[Raw records start]

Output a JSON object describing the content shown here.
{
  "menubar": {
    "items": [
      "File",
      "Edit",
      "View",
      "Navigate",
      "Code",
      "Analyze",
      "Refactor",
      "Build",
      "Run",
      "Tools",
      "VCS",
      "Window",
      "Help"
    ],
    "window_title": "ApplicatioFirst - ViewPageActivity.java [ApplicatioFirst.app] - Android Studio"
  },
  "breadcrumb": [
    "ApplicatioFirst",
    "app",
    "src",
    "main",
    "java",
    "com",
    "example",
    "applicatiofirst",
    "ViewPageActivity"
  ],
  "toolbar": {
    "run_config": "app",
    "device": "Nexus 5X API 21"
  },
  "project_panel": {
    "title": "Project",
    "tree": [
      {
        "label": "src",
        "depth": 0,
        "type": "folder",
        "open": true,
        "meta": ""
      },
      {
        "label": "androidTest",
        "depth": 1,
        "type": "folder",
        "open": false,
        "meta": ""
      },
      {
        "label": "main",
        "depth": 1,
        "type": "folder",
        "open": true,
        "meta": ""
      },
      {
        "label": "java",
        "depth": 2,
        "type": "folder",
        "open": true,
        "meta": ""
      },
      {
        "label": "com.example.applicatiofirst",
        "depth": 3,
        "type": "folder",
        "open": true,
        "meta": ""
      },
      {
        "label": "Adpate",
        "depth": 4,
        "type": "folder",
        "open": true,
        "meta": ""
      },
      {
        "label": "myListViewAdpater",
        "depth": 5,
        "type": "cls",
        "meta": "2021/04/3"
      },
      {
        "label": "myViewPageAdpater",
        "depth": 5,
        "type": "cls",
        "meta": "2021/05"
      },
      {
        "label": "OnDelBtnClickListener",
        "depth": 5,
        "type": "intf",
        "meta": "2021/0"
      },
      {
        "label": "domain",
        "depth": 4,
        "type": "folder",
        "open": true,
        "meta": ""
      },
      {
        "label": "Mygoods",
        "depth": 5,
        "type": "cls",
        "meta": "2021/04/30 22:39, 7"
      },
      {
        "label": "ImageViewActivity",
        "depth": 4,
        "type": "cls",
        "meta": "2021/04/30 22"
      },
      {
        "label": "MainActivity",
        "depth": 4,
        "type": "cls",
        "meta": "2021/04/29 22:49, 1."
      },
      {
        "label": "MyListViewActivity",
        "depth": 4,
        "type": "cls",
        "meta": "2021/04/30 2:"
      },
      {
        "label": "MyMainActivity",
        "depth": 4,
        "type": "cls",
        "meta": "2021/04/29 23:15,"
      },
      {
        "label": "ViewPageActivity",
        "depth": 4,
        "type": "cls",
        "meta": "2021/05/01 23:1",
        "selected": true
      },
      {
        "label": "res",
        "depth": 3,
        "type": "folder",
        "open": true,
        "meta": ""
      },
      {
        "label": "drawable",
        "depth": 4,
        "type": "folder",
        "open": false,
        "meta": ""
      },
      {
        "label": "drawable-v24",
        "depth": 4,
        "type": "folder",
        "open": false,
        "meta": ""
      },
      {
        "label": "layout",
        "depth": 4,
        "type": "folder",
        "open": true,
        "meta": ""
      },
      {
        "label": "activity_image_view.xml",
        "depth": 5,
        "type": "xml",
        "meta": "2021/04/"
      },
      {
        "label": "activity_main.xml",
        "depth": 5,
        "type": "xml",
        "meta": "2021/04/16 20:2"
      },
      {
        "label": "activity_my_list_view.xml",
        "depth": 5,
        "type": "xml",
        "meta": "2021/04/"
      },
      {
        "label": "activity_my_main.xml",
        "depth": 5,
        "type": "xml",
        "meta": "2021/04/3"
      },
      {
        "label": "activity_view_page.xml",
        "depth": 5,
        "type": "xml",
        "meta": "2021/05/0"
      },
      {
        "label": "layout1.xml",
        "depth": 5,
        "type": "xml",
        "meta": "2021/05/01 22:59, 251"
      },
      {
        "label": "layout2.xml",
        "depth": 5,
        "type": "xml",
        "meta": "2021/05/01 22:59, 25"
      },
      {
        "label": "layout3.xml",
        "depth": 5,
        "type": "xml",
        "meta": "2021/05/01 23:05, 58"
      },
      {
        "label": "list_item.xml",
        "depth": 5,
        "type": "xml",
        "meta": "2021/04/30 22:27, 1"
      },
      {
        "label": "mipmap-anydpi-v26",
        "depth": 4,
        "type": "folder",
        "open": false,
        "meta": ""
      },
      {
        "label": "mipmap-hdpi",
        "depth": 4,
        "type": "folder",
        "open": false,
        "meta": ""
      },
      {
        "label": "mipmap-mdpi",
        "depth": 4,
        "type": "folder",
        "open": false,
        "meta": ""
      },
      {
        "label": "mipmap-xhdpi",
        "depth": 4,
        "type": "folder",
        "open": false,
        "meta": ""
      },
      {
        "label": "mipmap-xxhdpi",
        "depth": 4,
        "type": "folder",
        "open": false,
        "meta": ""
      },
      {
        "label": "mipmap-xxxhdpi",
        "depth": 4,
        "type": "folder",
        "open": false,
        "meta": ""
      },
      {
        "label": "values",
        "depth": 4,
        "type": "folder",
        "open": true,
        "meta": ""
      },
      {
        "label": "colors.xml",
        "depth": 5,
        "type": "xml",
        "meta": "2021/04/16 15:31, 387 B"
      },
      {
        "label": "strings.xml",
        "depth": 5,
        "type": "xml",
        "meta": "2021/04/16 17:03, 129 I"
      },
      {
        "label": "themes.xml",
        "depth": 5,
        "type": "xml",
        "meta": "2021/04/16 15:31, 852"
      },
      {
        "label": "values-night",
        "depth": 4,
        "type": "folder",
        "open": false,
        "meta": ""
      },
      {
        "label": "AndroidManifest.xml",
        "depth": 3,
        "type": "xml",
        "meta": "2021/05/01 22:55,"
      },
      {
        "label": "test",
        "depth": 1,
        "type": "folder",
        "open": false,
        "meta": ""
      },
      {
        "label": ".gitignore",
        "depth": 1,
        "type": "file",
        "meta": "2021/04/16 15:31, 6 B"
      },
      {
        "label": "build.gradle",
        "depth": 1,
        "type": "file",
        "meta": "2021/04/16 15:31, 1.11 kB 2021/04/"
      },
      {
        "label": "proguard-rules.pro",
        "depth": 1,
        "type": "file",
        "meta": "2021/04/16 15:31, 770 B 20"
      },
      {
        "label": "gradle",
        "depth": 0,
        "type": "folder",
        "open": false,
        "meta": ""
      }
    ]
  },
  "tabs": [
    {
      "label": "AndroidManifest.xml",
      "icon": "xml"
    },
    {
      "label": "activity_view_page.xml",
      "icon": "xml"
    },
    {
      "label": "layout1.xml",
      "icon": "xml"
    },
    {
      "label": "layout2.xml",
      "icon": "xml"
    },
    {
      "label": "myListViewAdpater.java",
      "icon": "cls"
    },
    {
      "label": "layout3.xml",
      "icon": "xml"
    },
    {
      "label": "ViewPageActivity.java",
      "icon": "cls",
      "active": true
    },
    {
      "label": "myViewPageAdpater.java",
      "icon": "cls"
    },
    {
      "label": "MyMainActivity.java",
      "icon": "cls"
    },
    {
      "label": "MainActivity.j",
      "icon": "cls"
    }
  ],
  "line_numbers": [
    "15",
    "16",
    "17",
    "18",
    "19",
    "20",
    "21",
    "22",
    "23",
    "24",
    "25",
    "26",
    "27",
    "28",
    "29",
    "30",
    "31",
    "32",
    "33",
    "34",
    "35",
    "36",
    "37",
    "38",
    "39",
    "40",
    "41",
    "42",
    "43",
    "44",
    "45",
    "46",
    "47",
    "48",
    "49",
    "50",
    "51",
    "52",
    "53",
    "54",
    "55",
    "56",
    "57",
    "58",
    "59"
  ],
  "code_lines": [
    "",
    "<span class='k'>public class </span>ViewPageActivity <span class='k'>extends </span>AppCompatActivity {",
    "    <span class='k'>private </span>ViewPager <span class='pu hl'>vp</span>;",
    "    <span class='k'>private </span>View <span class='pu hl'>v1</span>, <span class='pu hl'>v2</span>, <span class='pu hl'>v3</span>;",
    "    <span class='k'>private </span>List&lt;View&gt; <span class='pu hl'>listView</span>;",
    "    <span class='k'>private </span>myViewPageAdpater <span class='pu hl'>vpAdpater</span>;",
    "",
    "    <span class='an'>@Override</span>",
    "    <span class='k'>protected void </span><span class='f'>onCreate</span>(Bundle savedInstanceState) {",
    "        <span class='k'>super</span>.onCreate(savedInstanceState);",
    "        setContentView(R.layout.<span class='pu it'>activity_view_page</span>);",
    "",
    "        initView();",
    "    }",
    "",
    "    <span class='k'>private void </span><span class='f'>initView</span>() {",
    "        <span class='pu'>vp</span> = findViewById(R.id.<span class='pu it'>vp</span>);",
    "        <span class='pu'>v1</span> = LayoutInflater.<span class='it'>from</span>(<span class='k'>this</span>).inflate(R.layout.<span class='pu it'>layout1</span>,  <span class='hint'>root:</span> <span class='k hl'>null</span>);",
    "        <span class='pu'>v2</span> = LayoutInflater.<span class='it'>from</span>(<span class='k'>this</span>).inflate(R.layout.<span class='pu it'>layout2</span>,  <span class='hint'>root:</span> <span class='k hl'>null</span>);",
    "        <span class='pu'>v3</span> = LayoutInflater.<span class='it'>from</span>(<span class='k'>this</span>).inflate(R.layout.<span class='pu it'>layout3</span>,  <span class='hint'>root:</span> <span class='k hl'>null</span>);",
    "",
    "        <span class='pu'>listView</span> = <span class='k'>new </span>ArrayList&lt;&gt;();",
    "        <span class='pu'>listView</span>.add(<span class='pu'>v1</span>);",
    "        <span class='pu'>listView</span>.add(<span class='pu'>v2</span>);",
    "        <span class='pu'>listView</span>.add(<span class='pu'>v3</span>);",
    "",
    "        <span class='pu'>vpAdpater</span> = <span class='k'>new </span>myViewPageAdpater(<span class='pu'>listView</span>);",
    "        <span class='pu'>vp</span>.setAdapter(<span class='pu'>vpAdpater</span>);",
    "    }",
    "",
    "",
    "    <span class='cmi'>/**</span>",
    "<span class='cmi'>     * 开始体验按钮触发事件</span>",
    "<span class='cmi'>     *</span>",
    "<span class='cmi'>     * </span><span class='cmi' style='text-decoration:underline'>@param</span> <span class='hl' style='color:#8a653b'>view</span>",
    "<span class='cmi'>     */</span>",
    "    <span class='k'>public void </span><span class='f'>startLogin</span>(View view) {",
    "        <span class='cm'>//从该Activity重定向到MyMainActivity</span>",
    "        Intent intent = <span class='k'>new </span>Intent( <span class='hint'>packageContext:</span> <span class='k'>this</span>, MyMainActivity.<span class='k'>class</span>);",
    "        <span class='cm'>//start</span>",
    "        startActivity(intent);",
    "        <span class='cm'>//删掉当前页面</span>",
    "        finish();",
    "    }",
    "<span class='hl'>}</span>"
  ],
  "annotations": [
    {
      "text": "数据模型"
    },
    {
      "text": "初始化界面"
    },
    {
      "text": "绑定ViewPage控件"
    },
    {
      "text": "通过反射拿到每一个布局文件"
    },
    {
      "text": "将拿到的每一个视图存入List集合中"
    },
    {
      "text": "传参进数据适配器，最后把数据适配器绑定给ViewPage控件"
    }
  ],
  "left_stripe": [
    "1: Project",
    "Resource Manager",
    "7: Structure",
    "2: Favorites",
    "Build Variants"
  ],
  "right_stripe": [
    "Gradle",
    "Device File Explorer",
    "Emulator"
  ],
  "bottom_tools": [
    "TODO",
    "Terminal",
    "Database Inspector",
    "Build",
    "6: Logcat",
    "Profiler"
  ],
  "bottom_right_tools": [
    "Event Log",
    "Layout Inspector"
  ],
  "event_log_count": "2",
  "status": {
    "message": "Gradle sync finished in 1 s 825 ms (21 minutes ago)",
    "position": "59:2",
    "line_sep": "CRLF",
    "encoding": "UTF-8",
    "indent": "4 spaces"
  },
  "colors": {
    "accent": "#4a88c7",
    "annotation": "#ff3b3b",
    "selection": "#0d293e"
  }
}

[Raw records end]

Which lines above hold the word "savedInstanceState"? Copy each of them.

## Solution to the problem
    "    <span class='k'>protected void </span><span class='f'>onCreate</span>(Bundle savedInstanceState) {",
    "        <span class='k'>super</span>.onCreate(savedInstanceState);",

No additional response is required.